> _Input records_
=====
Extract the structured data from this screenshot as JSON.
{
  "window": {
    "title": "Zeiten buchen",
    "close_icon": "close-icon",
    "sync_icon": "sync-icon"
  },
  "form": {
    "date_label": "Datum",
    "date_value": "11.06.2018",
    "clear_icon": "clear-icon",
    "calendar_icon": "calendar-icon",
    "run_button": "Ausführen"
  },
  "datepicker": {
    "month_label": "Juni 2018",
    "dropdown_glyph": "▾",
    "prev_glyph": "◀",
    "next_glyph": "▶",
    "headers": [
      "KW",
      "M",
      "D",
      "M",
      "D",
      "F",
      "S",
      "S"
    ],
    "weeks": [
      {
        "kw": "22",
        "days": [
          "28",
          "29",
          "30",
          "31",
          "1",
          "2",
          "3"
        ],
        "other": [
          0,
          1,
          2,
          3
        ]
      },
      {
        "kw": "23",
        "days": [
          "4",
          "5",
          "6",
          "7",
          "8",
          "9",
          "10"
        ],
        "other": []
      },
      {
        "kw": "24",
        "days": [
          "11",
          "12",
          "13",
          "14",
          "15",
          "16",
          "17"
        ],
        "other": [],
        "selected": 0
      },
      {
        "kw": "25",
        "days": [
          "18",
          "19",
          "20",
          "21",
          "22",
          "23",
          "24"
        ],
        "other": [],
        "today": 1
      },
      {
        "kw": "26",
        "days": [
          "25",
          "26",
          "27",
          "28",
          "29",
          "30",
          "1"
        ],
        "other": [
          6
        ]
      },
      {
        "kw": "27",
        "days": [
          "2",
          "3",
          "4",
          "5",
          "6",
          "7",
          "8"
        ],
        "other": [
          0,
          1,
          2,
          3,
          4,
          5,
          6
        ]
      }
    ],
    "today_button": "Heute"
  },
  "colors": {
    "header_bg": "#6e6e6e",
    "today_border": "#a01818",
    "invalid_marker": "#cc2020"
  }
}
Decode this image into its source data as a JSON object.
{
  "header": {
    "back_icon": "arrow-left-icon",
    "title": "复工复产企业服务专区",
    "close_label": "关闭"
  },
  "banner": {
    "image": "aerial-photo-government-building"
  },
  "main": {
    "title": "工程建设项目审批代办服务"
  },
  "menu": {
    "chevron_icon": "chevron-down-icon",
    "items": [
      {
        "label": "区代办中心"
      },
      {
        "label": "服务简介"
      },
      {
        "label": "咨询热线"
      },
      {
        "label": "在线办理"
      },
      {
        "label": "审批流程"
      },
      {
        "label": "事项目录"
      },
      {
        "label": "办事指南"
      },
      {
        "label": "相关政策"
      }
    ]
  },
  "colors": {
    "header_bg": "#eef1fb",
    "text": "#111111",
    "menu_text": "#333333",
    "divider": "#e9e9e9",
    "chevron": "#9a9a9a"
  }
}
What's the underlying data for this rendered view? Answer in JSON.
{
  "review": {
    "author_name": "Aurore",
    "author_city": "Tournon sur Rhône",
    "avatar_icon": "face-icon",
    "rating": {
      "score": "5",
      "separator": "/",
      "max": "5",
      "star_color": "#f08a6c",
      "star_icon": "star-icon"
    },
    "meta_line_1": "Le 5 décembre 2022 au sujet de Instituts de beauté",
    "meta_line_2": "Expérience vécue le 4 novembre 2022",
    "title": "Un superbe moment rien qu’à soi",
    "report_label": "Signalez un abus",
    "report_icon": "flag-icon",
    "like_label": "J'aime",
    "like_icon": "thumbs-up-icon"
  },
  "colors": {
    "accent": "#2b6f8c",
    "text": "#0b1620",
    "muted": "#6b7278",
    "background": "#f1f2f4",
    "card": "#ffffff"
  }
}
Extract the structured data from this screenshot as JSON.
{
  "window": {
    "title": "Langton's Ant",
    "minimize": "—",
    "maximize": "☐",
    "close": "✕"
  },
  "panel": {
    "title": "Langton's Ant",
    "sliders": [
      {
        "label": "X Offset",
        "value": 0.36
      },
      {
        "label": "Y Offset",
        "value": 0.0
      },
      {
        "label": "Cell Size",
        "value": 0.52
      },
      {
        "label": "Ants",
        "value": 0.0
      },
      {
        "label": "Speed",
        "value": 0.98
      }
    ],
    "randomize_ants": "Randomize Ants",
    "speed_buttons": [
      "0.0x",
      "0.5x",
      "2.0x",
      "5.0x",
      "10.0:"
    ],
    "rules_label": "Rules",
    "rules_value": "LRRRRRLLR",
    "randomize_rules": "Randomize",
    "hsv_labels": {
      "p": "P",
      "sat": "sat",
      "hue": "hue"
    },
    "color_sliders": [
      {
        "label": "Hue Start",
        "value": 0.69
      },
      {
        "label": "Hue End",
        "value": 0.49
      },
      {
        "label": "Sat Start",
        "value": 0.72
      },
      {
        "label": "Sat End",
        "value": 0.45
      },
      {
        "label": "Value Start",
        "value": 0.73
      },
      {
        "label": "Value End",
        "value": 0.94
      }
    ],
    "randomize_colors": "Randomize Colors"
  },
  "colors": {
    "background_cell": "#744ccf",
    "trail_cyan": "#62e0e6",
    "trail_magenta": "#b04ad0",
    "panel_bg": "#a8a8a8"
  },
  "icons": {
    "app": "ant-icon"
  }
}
=====
Copy out each line in the listing that has the word "title".

    "title": "Zeiten buchen",
    "title": "复工复产企业服务专区",
    "title": "工程建设项目审批代办服务"
    "title": "Un superbe moment rien qu’à soi",
    "title": "Langton's Ant",
    "title": "Langton's Ant",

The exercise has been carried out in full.